**SUPPLIED INFORMATION:**
— start —
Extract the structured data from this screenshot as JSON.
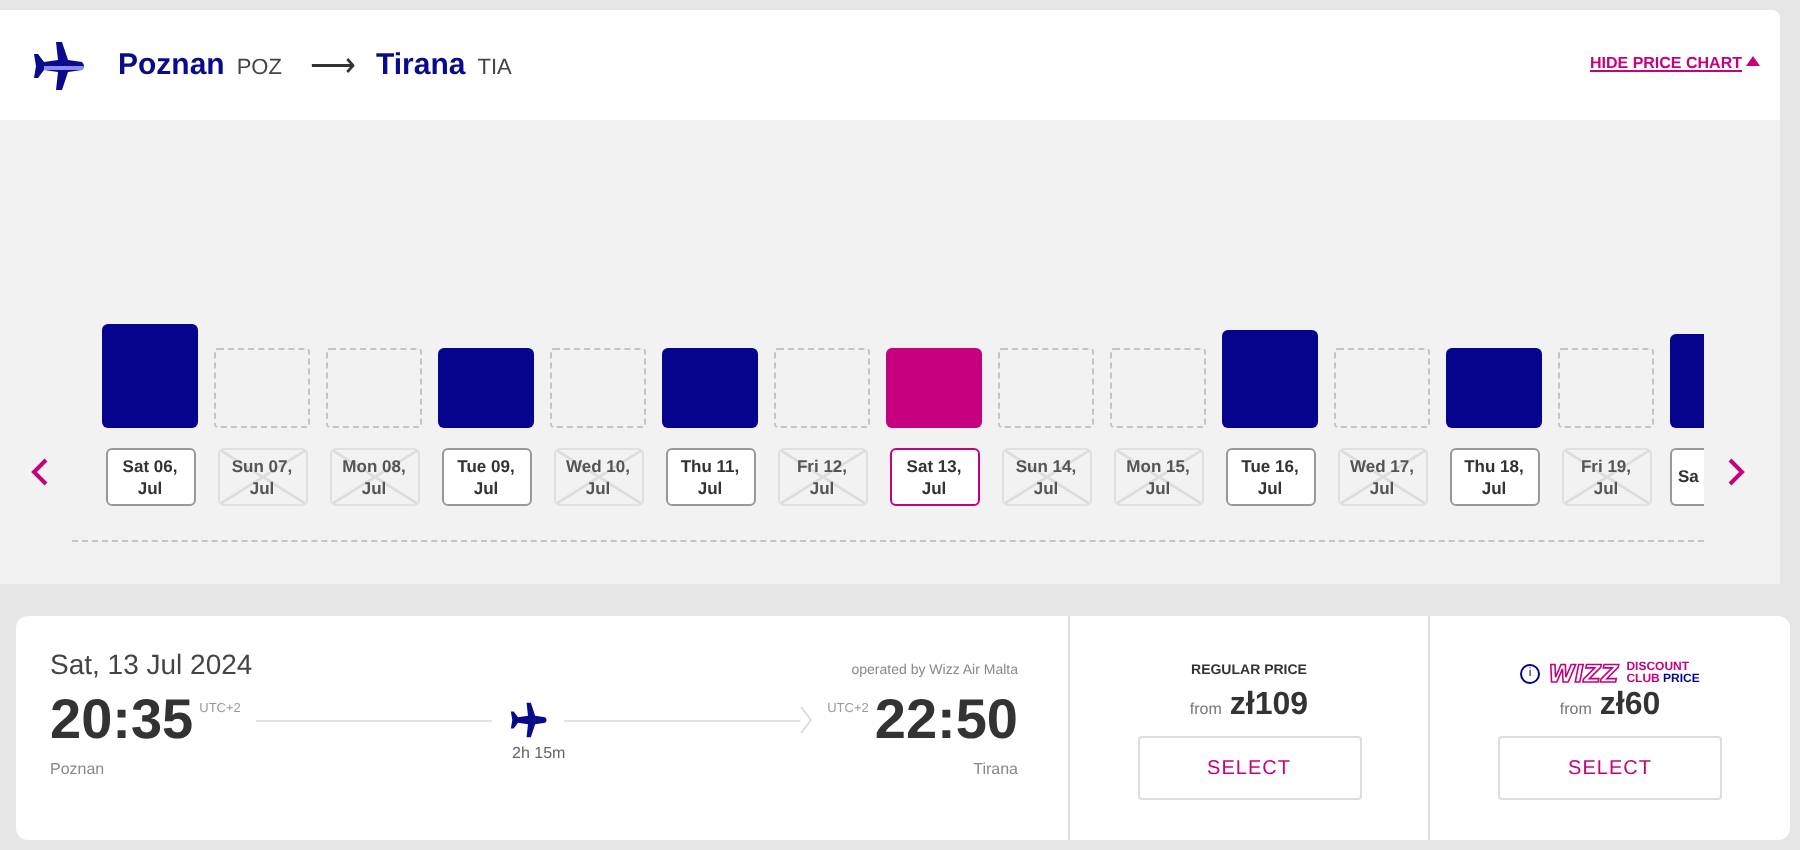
{
  "route": {
    "origin": {
      "city": "Poznan",
      "code": "POZ"
    },
    "arrow": "⟶",
    "destination": {
      "city": "Tirana",
      "code": "TIA"
    },
    "toggle": "HIDE PRICE CHART"
  },
  "price_chart": {
    "days": [
      {
        "day": "Sat 06,",
        "month": "Jul",
        "available": true,
        "selected": false,
        "kind": "tallest"
      },
      {
        "day": "Sun 07,",
        "month": "Jul",
        "available": false,
        "selected": false
      },
      {
        "day": "Mon 08,",
        "month": "Jul",
        "available": false,
        "selected": false
      },
      {
        "day": "Tue 09,",
        "month": "Jul",
        "available": true,
        "selected": false,
        "kind": "short"
      },
      {
        "day": "Wed 10,",
        "month": "Jul",
        "available": false,
        "selected": false
      },
      {
        "day": "Thu 11,",
        "month": "Jul",
        "available": true,
        "selected": false,
        "kind": "short"
      },
      {
        "day": "Fri 12,",
        "month": "Jul",
        "available": false,
        "selected": false
      },
      {
        "day": "Sat 13,",
        "month": "Jul",
        "available": true,
        "selected": true,
        "kind": "short"
      },
      {
        "day": "Sun 14,",
        "month": "Jul",
        "available": false,
        "selected": false
      },
      {
        "day": "Mon 15,",
        "month": "Jul",
        "available": false,
        "selected": false
      },
      {
        "day": "Tue 16,",
        "month": "Jul",
        "available": true,
        "selected": false,
        "kind": "tall"
      },
      {
        "day": "Wed 17,",
        "month": "Jul",
        "available": false,
        "selected": false
      },
      {
        "day": "Thu 18,",
        "month": "Jul",
        "available": true,
        "selected": false,
        "kind": "short"
      },
      {
        "day": "Fri 19,",
        "month": "Jul",
        "available": false,
        "selected": false
      },
      {
        "day": "Sa",
        "available": true,
        "selected": false,
        "kind": "medium"
      }
    ]
  },
  "flight": {
    "date": "Sat, 13 Jul 2024",
    "operator": "operated by Wizz Air Malta",
    "departure": {
      "time": "20:35",
      "zone": "UTC+2",
      "city": "Poznan"
    },
    "duration": "2h 15m",
    "arrival": {
      "time": "22:50",
      "zone": "UTC+2",
      "city": "Tirana"
    }
  },
  "fares": [
    {
      "kind": "regular",
      "title": "REGULAR PRICE",
      "from": "from",
      "price": "zł109",
      "button": "SELECT"
    },
    {
      "kind": "club",
      "info": "i",
      "logo": "WIZZ",
      "title_lines": [
        "DISCOUNT",
        "CLUB",
        "PRICE"
      ],
      "from": "from",
      "price": "zł60",
      "button": "SELECT"
    }
  ]
}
— end —
**WHAT IS NEEDED:** Without the pictures, return the entries exactly as they appear.

**WRITTEN REPLY:**
Extract the structured data from this screenshot as JSON.
{
  "route": {
    "origin": {
      "city": "Poznan",
      "code": "POZ"
    },
    "arrow": "⟶",
    "destination": {
      "city": "Tirana",
      "code": "TIA"
    },
    "toggle": "HIDE PRICE CHART"
  },
  "price_chart": {
    "days": [
      {
        "day": "Sat 06,",
        "month": "Jul",
        "available": true,
        "selected": false,
        "kind": "tallest"
      },
      {
        "day": "Sun 07,",
        "month": "Jul",
        "available": false,
        "selected": false
      },
      {
        "day": "Mon 08,",
        "month": "Jul",
        "available": false,
        "selected": false
      },
      {
        "day": "Tue 09,",
        "month": "Jul",
        "available": true,
        "selected": false,
        "kind": "short"
      },
      {
        "day": "Wed 10,",
        "month": "Jul",
        "available": false,
        "selected": false
      },
      {
        "day": "Thu 11,",
        "month": "Jul",
        "available": true,
        "selected": false,
        "kind": "short"
      },
      {
        "day": "Fri 12,",
        "month": "Jul",
        "available": false,
        "selected": false
      },
      {
        "day": "Sat 13,",
        "month": "Jul",
        "available": true,
        "selected": true,
        "kind": "short"
      },
      {
        "day": "Sun 14,",
        "month": "Jul",
        "available": false,
        "selected": false
      },
      {
        "day": "Mon 15,",
        "month": "Jul",
        "available": false,
        "selected": false
      },
      {
        "day": "Tue 16,",
        "month": "Jul",
        "available": true,
        "selected": false,
        "kind": "tall"
      },
      {
        "day": "Wed 17,",
        "month": "Jul",
        "available": false,
        "selected": false
      },
      {
        "day": "Thu 18,",
        "month": "Jul",
        "available": true,
        "selected": false,
        "kind": "short"
      },
      {
        "day": "Fri 19,",
        "month": "Jul",
        "available": false,
        "selected": false
      },
      {
        "day": "Sa",
        "available": true,
        "selected": false,
        "kind": "medium"
      }
    ]
  },
  "flight": {
    "date": "Sat, 13 Jul 2024",
    "operator": "operated by Wizz Air Malta",
    "departure": {
      "time": "20:35",
      "zone": "UTC+2",
      "city": "Poznan"
    },
    "duration": "2h 15m",
    "arrival": {
      "time": "22:50",
      "zone": "UTC+2",
      "city": "Tirana"
    }
  },
  "fares": [
    {
      "kind": "regular",
      "title": "REGULAR PRICE",
      "from": "from",
      "price": "zł109",
      "button": "SELECT"
    },
    {
      "kind": "club",
      "info": "i",
      "logo": "WIZZ",
      "title_lines": [
        "DISCOUNT",
        "CLUB",
        "PRICE"
      ],
      "from": "from",
      "price": "zł60",
      "button": "SELECT"
    }
  ]
}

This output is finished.